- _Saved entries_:

****************

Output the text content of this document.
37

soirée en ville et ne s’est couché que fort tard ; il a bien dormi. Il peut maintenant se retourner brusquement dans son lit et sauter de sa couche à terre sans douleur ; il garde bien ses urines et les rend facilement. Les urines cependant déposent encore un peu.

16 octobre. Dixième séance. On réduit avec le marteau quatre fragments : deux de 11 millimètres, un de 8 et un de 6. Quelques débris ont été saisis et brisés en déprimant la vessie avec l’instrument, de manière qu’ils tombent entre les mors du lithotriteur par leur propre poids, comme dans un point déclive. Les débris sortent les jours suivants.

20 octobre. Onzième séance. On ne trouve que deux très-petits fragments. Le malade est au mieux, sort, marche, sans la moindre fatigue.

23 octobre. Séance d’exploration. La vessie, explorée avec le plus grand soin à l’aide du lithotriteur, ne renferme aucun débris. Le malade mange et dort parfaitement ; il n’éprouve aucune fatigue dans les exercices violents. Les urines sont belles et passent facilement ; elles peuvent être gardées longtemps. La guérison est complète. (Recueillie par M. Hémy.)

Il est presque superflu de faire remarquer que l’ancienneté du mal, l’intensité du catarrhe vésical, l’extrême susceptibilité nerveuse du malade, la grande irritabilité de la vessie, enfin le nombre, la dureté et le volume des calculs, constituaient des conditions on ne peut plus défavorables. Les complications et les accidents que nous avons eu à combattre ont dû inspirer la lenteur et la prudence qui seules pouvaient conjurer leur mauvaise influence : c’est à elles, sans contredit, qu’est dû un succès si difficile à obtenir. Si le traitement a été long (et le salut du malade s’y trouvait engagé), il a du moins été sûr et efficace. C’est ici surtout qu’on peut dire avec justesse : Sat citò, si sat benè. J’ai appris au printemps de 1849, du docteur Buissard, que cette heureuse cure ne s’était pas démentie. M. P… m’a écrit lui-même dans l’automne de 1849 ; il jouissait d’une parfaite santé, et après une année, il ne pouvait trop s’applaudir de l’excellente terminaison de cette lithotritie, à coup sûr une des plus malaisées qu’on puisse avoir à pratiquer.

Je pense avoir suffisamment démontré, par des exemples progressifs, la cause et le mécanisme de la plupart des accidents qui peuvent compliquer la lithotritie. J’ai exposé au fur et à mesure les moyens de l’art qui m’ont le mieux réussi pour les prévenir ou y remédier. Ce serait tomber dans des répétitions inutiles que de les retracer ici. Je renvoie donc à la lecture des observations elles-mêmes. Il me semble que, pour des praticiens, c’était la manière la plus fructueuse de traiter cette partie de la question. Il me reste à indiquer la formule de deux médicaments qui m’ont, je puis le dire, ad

****************

- _SHORT TASK_: Transcribe the full listing above without leaving anything out.

- _PROBLEM SOLUTION_:
Output the text content of this document.
37

soirée en ville et ne s’est couché que fort tard ; il a bien dormi. Il peut maintenant se retourner brusquement dans son lit et sauter de sa couche à terre sans douleur ; il garde bien ses urines et les rend facilement. Les urines cependant déposent encore un peu.

16 octobre. Dixième séance. On réduit avec le marteau quatre fragments : deux de 11 millimètres, un de 8 et un de 6. Quelques débris ont été saisis et brisés en déprimant la vessie avec l’instrument, de manière qu’ils tombent entre les mors du lithotriteur par leur propre poids, comme dans un point déclive. Les débris sortent les jours suivants.

20 octobre. Onzième séance. On ne trouve que deux très-petits fragments. Le malade est au mieux, sort, marche, sans la moindre fatigue.

23 octobre. Séance d’exploration. La vessie, explorée avec le plus grand soin à l’aide du lithotriteur, ne renferme aucun débris. Le malade mange et dort parfaitement ; il n’éprouve aucune fatigue dans les exercices violents. Les urines sont belles et passent facilement ; elles peuvent être gardées longtemps. La guérison est complète. (Recueillie par M. Hémy.)

Il est presque superflu de faire remarquer que l’ancienneté du mal, l’intensité du catarrhe vésical, l’extrême susceptibilité nerveuse du malade, la grande irritabilité de la vessie, enfin le nombre, la dureté et le volume des calculs, constituaient des conditions on ne peut plus défavorables. Les complications et les accidents que nous avons eu à combattre ont dû inspirer la lenteur et la prudence qui seules pouvaient conjurer leur mauvaise influence : c’est à elles, sans contredit, qu’est dû un succès si difficile à obtenir. Si le traitement a été long (et le salut du malade s’y trouvait engagé), il a du moins été sûr et efficace. C’est ici surtout qu’on peut dire avec justesse : Sat citò, si sat benè. J’ai appris au printemps de 1849, du docteur Buissard, que cette heureuse cure ne s’était pas démentie. M. P… m’a écrit lui-même dans l’automne de 1849 ; il jouissait d’une parfaite santé, et après une année, il ne pouvait trop s’applaudir de l’excellente terminaison de cette lithotritie, à coup sûr une des plus malaisées qu’on puisse avoir à pratiquer.

Je pense avoir suffisamment démontré, par des exemples progressifs, la cause et le mécanisme de la plupart des accidents qui peuvent compliquer la lithotritie. J’ai exposé au fur et à mesure les moyens de l’art qui m’ont le mieux réussi pour les prévenir ou y remédier. Ce serait tomber dans des répétitions inutiles que de les retracer ici. Je renvoie donc à la lecture des observations elles-mêmes. Il me semble que, pour des praticiens, c’était la manière la plus fructueuse de traiter cette partie de la question. Il me reste à indiquer la formule de deux médicaments qui m’ont, je puis le dire, ad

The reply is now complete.